Friday interview with Versant Partners software analyst Tom Liston
Tom Liston will be well known to many a tech CEO and CFO. As the software and services research analyst at Versant Partners, Tom is a well regarded and experienced commentator. He doesn’t push his calls, but he is right a lot more often than he’s wrong. And when he’s wrong, he declares it. Tom is one of the few local fellows that can say he was covering Canadian tech during the 2000 bubble. Great experience for anyone on the sellside.
Question 1. In your coverage of the Canadian software and services sector, what do you look for when you do your work? What makes one story better than the other?

## [Task set]
• 1. From the interview introduction, write out the part that opens with the words containing "Friday interview with" and closes with "on the sellside.".
• 2. Update the entries below by replacing "Localize" with "Locate" and leaving everything else unchanged. Omit the pictures from your answer.

## [Dataset excerpts]
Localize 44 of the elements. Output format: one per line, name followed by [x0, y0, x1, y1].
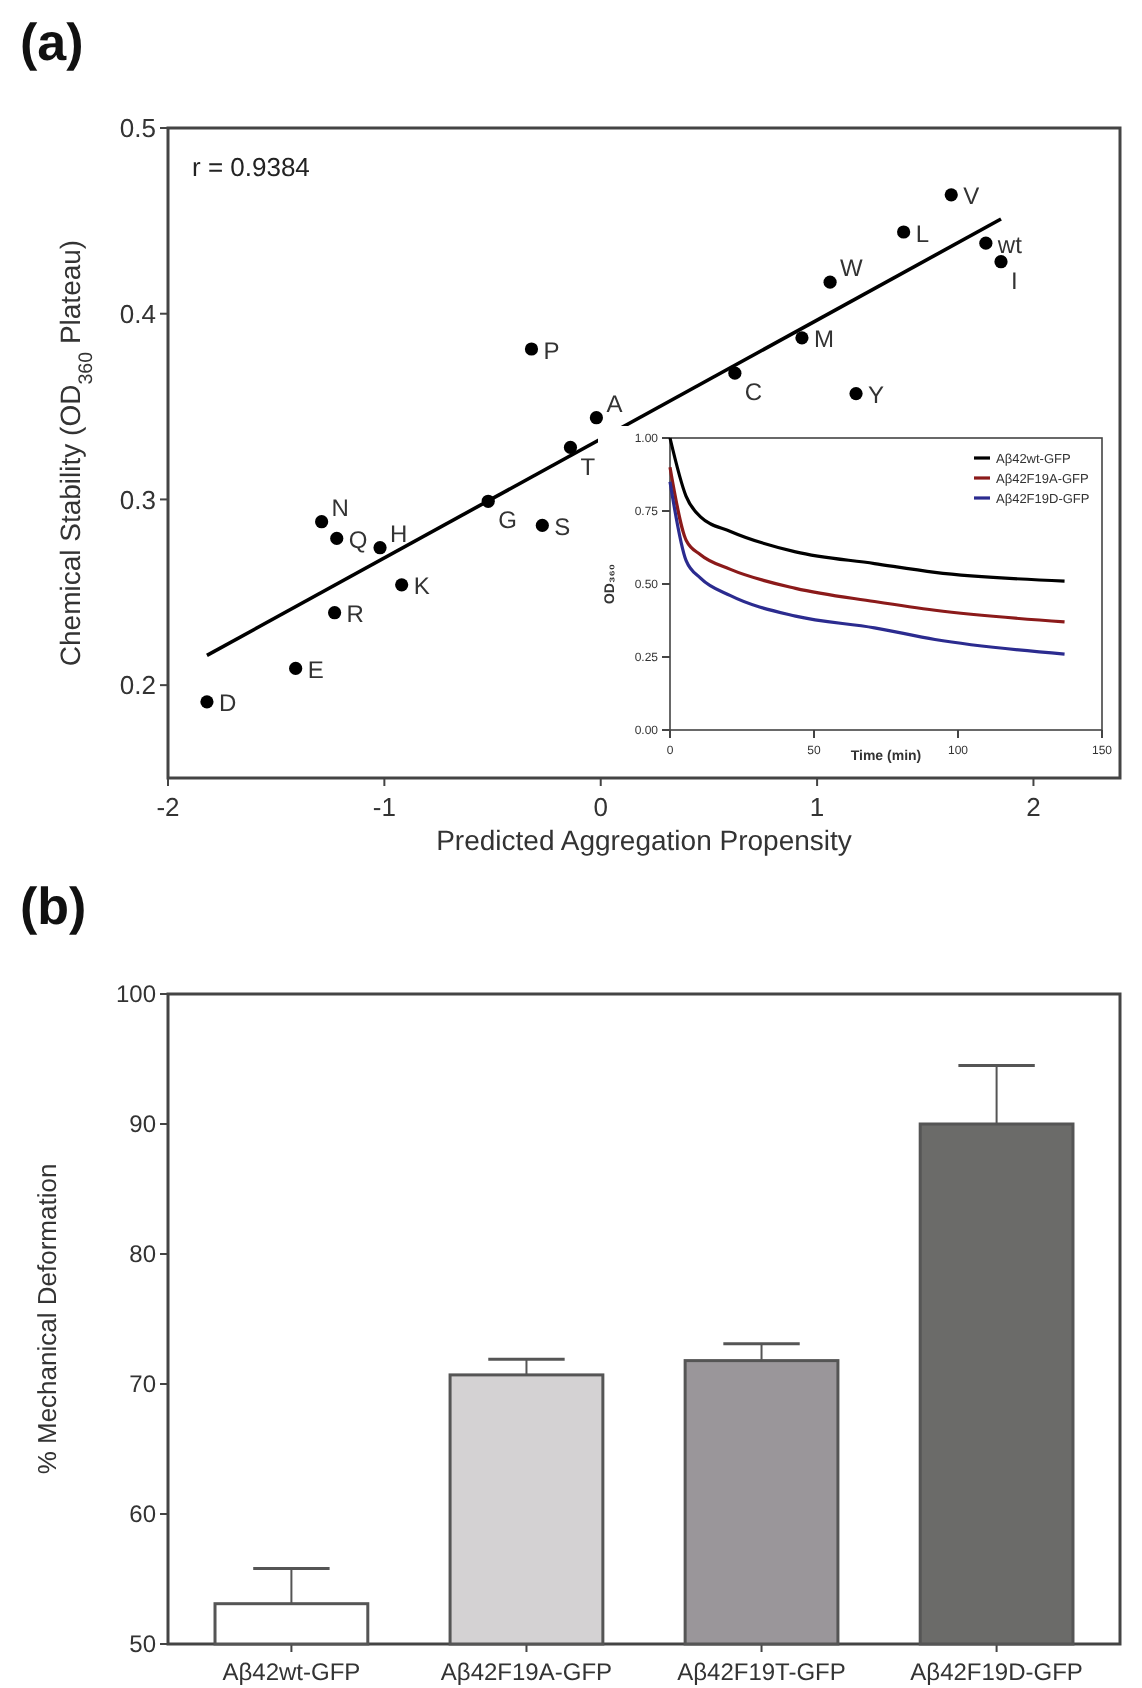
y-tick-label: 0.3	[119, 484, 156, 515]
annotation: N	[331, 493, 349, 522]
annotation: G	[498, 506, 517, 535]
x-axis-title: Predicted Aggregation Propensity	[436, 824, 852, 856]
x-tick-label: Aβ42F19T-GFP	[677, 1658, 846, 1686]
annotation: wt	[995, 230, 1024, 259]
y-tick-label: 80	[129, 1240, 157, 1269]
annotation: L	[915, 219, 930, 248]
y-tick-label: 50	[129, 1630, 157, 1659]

## [Written responses]
• 1.
Friday interview with Versant Partners software analyst Tom Liston
Tom Liston will be well known to many a tech CEO and CFO. As the software and services research analyst at Versant Partners, Tom is a well regarded and experienced commentator. He doesn’t push his calls, but he is right a lot more often than he’s wrong. And when he’s wrong, he declares it. Tom is one of the few local fellows that can say he was covering Canadian tech during the 2000 bubble. Great experience for anyone on the sellside.

• 2.
Locate 44 of the elements. Output format: one per line, name followed by [x0, y0, x1, y1].
y-tick-label: 0.3	[119, 484, 156, 515]
annotation: N	[331, 493, 349, 522]
annotation: G	[498, 506, 517, 535]
x-axis-title: Predicted Aggregation Propensity	[436, 824, 852, 856]
x-tick-label: Aβ42F19T-GFP	[677, 1658, 846, 1686]
annotation: wt	[995, 230, 1024, 259]
y-tick-label: 80	[129, 1240, 157, 1269]
annotation: L	[915, 219, 930, 248]
y-tick-label: 50	[129, 1630, 157, 1659]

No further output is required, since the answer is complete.